→ PASSAGE SHOWN:
┄┄┄┄┄┄┄┄┄┄┄┄┄┄┄┄┄┄┄┄
Why don't you have a look at Flood Fill algorithm[^] at Wikipedia?
Espen Harlinn 15-Jul-11 8:13am

Right :)
Member 8086596 15-Jul-11 8:17am

That's entirely different thing i guess. I don't have any idea about the behaviour of the edges or you can say the bounded regions. I only have the pixel info in the 2-d buffer , but for standard flood fill algorithm i need to know the coordinates of corners.
CPallini 15-Jul-11 8:23am

Member 8086596 15-Jul-11 8:28am

Suppose i have rendered "ABC" on the canvas. Firstly i dont have start node to start with , secondly, even if I get the start node by scanning the buffer[][] that would become very inefficient in case the text is lenghty coz i have to find the start node for each and every character.
CPallini 15-Jul-11 8:34am

Could you please post one (or more) image(s)?
Member 8086596 15-Jul-11 8:37am

Sorry I am new to this forums world . How am I supposed to post images?
┄┄┄┄┄┄┄┄┄┄┄┄┄┄┄┄┄┄┄┄
→ EXERCISES TO COMPLETE:
(a) According to the forum thread, why would finding a start node by scanning the buffer become inefficient?
(b) List every time of day that appears in the forum thread.
(c) In the forum thread, what does CPallini ask to have posted?

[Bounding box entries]
┄┄┄┄┄┄┄┄┄┄┄┄┄┄┄┄┄┄┄┄
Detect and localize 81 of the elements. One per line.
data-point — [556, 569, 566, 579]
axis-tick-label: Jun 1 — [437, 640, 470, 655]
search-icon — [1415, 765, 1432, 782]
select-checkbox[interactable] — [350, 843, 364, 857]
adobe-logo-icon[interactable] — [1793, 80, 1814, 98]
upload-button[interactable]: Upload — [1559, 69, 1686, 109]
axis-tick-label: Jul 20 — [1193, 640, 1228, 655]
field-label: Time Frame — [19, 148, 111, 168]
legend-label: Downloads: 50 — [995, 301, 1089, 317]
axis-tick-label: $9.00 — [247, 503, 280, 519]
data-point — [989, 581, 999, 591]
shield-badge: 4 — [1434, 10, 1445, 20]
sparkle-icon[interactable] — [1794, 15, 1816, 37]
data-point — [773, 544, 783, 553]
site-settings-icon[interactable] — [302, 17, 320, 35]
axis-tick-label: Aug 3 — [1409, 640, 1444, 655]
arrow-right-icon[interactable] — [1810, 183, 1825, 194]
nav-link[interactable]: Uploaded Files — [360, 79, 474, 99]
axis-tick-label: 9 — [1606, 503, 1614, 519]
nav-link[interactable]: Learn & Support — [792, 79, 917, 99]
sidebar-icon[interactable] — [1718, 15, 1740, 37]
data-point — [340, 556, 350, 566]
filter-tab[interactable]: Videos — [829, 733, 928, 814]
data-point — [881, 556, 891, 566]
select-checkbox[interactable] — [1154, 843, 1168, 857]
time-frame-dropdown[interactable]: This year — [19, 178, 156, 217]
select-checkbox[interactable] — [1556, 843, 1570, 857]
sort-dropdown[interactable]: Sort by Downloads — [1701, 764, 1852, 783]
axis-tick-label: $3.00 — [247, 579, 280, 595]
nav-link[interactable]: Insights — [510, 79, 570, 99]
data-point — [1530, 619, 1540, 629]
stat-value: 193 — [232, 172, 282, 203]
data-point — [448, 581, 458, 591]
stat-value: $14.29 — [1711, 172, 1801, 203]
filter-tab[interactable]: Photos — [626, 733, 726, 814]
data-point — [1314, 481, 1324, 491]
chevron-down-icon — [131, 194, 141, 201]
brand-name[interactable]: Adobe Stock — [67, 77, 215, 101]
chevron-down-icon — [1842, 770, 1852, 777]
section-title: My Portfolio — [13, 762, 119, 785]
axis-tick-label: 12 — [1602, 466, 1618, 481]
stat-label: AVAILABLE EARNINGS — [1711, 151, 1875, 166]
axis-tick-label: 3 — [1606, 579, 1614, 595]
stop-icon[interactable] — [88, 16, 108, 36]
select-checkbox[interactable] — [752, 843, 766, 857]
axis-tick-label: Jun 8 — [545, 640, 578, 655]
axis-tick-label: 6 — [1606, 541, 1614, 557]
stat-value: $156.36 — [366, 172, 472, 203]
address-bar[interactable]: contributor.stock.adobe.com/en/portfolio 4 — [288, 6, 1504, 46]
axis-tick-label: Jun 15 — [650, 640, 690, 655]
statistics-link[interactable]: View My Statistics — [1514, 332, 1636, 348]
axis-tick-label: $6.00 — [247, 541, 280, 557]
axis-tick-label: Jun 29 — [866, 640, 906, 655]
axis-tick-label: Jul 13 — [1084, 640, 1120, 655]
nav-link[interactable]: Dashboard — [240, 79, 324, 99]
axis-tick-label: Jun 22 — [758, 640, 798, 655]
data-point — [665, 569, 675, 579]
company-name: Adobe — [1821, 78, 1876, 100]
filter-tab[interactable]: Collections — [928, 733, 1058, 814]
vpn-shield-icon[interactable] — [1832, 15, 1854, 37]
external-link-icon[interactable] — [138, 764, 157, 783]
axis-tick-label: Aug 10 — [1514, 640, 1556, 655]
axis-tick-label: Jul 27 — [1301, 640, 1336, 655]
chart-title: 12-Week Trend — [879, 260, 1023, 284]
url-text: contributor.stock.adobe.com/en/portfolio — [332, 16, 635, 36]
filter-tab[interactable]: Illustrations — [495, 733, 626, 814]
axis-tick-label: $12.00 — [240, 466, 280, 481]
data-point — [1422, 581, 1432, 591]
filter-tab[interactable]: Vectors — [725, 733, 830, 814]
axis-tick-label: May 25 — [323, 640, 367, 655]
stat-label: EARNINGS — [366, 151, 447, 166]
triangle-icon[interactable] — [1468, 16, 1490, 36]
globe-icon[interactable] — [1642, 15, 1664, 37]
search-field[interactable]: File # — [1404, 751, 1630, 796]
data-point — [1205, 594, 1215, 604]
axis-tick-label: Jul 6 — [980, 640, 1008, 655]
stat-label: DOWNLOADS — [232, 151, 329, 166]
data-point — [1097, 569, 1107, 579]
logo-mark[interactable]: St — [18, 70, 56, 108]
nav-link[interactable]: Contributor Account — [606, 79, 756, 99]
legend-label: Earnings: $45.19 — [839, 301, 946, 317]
┄┄┄┄┄┄┄┄┄┄┄┄┄┄┄┄┄┄┄┄
→ SOLUTIONS TO THE EXERCISE:
(a) A start node would have to be found for each and every character. If the rendered text is lengthy, scanning the buffer that many times becomes very inefficient.

(b) 8:13am, 8:17am, 8:23am, 8:28am, 8:34am, 8:37am

(c) One or more images.